__Description of the task__: Filter these entries so that only lines with the word "Sacco" remain.

— START OF Supplied data —

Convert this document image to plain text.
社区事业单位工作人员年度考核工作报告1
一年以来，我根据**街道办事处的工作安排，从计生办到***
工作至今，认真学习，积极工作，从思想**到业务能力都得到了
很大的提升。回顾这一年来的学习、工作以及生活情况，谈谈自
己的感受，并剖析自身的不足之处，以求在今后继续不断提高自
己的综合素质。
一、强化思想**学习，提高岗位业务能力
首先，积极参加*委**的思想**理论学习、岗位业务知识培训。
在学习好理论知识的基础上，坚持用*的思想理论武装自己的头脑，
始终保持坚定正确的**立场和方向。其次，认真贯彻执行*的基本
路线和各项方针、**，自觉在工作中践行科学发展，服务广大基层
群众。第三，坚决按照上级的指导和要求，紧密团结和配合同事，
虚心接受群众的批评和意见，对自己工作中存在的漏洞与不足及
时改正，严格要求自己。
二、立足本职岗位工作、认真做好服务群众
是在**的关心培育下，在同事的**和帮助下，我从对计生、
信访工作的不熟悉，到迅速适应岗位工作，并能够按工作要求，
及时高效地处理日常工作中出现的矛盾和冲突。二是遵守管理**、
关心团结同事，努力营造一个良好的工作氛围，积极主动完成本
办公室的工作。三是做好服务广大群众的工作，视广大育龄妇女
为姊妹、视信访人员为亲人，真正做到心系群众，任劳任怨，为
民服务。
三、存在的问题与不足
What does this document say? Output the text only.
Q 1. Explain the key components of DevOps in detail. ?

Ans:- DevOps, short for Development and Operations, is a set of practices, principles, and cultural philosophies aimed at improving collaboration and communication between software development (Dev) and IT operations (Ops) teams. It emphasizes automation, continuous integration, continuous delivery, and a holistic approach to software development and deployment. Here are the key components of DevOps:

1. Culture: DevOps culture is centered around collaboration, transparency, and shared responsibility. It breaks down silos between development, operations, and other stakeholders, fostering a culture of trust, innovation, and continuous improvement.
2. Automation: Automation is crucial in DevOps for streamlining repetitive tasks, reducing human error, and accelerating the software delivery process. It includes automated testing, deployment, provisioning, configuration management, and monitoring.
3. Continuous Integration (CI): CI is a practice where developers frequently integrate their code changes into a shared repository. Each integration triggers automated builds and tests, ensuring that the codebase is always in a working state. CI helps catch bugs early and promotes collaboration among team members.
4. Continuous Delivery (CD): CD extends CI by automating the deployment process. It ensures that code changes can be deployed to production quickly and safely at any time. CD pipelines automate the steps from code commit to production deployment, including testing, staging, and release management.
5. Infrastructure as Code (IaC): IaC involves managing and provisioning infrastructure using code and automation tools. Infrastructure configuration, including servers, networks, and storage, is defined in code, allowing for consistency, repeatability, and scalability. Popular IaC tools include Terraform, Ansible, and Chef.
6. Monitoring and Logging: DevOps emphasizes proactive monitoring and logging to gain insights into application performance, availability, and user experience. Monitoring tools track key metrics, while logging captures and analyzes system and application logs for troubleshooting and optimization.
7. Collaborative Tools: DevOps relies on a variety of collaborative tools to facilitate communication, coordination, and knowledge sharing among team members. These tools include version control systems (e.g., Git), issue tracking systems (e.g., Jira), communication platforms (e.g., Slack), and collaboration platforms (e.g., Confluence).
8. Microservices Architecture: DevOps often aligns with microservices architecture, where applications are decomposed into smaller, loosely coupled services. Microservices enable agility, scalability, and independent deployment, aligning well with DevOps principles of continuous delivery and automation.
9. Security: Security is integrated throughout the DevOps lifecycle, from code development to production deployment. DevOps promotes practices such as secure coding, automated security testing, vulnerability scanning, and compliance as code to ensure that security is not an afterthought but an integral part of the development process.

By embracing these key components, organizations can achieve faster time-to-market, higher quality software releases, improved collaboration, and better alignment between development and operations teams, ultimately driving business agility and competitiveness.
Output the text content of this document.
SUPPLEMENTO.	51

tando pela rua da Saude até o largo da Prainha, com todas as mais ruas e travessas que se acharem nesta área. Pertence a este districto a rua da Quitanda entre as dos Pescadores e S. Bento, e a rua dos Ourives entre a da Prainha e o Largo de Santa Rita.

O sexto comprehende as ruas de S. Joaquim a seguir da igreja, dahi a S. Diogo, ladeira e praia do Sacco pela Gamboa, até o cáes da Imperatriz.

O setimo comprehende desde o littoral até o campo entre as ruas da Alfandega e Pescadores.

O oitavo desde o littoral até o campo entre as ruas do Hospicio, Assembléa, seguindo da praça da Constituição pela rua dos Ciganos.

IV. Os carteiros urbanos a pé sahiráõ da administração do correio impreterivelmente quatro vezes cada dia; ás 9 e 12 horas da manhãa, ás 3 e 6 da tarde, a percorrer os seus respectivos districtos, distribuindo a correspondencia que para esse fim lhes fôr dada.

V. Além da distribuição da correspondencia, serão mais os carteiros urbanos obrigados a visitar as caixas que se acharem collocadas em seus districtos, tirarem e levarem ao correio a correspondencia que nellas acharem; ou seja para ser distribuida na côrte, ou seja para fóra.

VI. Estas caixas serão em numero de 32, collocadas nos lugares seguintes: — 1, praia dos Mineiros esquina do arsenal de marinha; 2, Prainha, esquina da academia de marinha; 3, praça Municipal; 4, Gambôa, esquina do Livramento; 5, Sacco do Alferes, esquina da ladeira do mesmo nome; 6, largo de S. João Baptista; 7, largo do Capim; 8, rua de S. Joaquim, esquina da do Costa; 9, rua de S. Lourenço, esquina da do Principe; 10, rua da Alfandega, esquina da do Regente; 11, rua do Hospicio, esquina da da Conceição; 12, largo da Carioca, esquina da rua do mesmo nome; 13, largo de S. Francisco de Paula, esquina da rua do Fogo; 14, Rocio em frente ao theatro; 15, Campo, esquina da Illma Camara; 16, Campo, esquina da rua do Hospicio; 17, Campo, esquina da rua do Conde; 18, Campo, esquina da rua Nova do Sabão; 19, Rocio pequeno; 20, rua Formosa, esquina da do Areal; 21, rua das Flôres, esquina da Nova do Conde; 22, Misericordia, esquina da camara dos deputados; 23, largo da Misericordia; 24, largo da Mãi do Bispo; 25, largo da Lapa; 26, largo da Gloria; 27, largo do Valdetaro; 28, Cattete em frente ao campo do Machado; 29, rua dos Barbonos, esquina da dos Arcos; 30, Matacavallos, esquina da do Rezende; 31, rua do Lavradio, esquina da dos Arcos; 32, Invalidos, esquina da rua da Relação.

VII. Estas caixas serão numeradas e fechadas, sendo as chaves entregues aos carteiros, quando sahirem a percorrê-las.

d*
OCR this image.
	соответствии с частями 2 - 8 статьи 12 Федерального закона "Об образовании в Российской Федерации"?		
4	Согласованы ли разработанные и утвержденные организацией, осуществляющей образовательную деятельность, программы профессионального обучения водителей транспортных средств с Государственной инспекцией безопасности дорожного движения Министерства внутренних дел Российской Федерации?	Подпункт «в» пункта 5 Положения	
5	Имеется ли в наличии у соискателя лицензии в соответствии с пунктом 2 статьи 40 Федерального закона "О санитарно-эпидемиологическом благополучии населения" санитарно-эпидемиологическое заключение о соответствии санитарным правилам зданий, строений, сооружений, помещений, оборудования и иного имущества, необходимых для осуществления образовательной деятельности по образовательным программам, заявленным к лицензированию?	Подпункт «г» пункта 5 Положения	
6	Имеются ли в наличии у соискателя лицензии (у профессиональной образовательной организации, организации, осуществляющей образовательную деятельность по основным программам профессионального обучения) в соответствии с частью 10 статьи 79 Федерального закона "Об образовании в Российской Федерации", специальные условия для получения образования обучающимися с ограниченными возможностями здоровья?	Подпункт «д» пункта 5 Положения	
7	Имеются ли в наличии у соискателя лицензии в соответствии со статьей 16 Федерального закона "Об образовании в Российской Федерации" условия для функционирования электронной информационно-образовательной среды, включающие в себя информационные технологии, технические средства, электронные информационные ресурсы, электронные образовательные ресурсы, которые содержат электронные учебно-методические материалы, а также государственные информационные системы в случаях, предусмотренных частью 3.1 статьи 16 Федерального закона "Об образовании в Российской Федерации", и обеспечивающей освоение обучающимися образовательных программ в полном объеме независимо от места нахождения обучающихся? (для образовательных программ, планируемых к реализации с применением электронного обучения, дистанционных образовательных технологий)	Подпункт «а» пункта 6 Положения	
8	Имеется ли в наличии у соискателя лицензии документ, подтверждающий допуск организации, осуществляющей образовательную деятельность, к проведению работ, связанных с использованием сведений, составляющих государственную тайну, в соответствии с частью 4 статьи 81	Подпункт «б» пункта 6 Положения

— END OF Supplied data —

__Expected answer__:
O sexto comprehende as ruas de S. Joaquim a seguir da igreja, dahi a S. Diogo, ladeira e praia do Sacco pela Gamboa, até o cáes da Imperatriz.
VI. Estas caixas serão em numero de 32, collocadas nos lugares seguintes: — 1, praia dos Mineiros esquina do arsenal de marinha; 2, Prainha, esquina da academia de marinha; 3, praça Municipal; 4, Gambôa, esquina do Livramento; 5, Sacco do Alferes, esquina da ladeira do mesmo nome; 6, largo de S. João Baptista; 7, largo do Capim; 8, rua de S. Joaquim, esquina da do Costa; 9, rua de S. Lourenço, esquina da do Principe; 10, rua da Alfandega, esquina da do Regente; 11, rua do Hospicio, esquina da da Conceição; 12, largo da Carioca, esquina da rua do mesmo nome; 13, largo de S. Francisco de Paula, esquina da rua do Fogo; 14, Rocio em frente ao theatro; 15, Campo, esquina da Illma Camara; 16, Campo, esquina da rua do Hospicio; 17, Campo, esquina da rua do Conde; 18, Campo, esquina da rua Nova do Sabão; 19, Rocio pequeno; 20, rua Formosa, esquina da do Areal; 21, rua das Flôres, esquina da Nova do Conde; 22, Misericordia, esquina da camara dos deputados; 23, largo da Misericordia; 24, largo da Mãi do Bispo; 25, largo da Lapa; 26, largo da Gloria; 27, largo do Valdetaro; 28, Cattete em frente ao campo do Machado; 29, rua dos Barbonos, esquina da dos Arcos; 30, Matacavallos, esquina da do Rezende; 31, rua do Lavradio, esquina da dos Arcos; 32, Invalidos, esquina da rua da Relação.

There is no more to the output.